→ **EXERCISE REQUIREMENTS**:
Would you copy out the whole listing exactly as given?

Entries from a dataset:
┌──

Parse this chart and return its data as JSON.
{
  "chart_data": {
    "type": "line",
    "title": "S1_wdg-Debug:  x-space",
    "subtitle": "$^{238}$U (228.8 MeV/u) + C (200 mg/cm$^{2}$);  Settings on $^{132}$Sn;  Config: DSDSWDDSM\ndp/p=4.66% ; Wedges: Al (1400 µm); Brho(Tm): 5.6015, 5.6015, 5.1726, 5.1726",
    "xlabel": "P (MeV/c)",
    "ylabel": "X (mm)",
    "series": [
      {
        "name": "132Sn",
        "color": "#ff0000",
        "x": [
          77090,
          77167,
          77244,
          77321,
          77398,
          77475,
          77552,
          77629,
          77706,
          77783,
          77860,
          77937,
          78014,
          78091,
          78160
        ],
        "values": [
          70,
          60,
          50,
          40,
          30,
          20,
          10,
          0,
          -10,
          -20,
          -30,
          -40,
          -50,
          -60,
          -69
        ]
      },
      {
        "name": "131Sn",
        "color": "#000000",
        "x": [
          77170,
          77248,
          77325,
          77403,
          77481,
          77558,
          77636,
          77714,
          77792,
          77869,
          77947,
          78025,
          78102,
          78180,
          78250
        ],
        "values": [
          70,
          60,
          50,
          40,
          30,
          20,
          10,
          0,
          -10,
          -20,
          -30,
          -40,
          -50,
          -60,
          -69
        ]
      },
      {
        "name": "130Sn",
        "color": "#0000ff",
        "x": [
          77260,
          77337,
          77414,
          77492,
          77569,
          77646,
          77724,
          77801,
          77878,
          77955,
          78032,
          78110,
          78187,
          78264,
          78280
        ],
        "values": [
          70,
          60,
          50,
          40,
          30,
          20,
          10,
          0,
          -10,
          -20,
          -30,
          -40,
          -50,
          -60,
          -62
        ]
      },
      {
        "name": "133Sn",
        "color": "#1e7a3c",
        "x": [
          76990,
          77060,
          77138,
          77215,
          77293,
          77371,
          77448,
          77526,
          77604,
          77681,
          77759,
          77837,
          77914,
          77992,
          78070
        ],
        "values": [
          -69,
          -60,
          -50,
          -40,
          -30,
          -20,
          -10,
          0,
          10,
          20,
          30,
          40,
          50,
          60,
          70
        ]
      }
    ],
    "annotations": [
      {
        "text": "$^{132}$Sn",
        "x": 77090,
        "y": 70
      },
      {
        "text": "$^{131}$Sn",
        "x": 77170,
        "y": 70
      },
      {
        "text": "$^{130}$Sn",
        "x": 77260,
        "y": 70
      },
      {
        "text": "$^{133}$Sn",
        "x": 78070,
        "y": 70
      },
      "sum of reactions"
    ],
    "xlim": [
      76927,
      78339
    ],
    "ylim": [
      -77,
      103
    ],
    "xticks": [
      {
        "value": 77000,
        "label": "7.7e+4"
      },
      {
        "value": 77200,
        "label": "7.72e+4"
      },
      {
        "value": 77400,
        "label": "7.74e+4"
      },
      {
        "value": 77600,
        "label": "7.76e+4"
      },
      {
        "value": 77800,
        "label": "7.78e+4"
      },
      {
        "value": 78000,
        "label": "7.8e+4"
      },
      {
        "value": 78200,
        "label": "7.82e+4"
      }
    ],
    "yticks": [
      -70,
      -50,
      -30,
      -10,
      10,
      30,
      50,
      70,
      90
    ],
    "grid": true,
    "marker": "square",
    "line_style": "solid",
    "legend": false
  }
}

└──

→ **ANSWER TO THE TASK**:
Parse this chart and return its data as JSON.
{
  "chart_data": {
    "type": "line",
    "title": "S1_wdg-Debug:  x-space",
    "subtitle": "$^{238}$U (228.8 MeV/u) + C (200 mg/cm$^{2}$);  Settings on $^{132}$Sn;  Config: DSDSWDDSM\ndp/p=4.66% ; Wedges: Al (1400 µm); Brho(Tm): 5.6015, 5.6015, 5.1726, 5.1726",
    "xlabel": "P (MeV/c)",
    "ylabel": "X (mm)",
    "series": [
      {
        "name": "132Sn",
        "color": "#ff0000",
        "x": [
          77090,
          77167,
          77244,
          77321,
          77398,
          77475,
          77552,
          77629,
          77706,
          77783,
          77860,
          77937,
          78014,
          78091,
          78160
        ],
        "values": [
          70,
          60,
          50,
          40,
          30,
          20,
          10,
          0,
          -10,
          -20,
          -30,
          -40,
          -50,
          -60,
          -69
        ]
      },
      {
        "name": "131Sn",
        "color": "#000000",
        "x": [
          77170,
          77248,
          77325,
          77403,
          77481,
          77558,
          77636,
          77714,
          77792,
          77869,
          77947,
          78025,
          78102,
          78180,
          78250
        ],
        "values": [
          70,
          60,
          50,
          40,
          30,
          20,
          10,
          0,
          -10,
          -20,
          -30,
          -40,
          -50,
          -60,
          -69
        ]
      },
      {
        "name": "130Sn",
        "color": "#0000ff",
        "x": [
          77260,
          77337,
          77414,
          77492,
          77569,
          77646,
          77724,
          77801,
          77878,
          77955,
          78032,
          78110,
          78187,
          78264,
          78280
        ],
        "values": [
          70,
          60,
          50,
          40,
          30,
          20,
          10,
          0,
          -10,
          -20,
          -30,
          -40,
          -50,
          -60,
          -62
        ]
      },
      {
        "name": "133Sn",
        "color": "#1e7a3c",
        "x": [
          76990,
          77060,
          77138,
          77215,
          77293,
          77371,
          77448,
          77526,
          77604,
          77681,
          77759,
          77837,
          77914,
          77992,
          78070
        ],
        "values": [
          -69,
          -60,
          -50,
          -40,
          -30,
          -20,
          -10,
          0,
          10,
          20,
          30,
          40,
          50,
          60,
          70
        ]
      }
    ],
    "annotations": [
      {
        "text": "$^{132}$Sn",
        "x": 77090,
        "y": 70
      },
      {
        "text": "$^{131}$Sn",
        "x": 77170,
        "y": 70
      },
      {
        "text": "$^{130}$Sn",
        "x": 77260,
        "y": 70
      },
      {
        "text": "$^{133}$Sn",
        "x": 78070,
        "y": 70
      },
      "sum of reactions"
    ],
    "xlim": [
      76927,
      78339
    ],
    "ylim": [
      -77,
      103
    ],
    "xticks": [
      {
        "value": 77000,
        "label": "7.7e+4"
      },
      {
        "value": 77200,
        "label": "7.72e+4"
      },
      {
        "value": 77400,
        "label": "7.74e+4"
      },
      {
        "value": 77600,
        "label": "7.76e+4"
      },
      {
        "value": 77800,
        "label": "7.78e+4"
      },
      {
        "value": 78000,
        "label": "7.8e+4"
      },
      {
        "value": 78200,
        "label": "7.82e+4"
      }
    ],
    "yticks": [
      -70,
      -50,
      -30,
      -10,
      10,
      30,
      50,
      70,
      90
    ],
    "grid": true,
    "marker": "square",
    "line_style": "solid",
    "legend": false
  }
}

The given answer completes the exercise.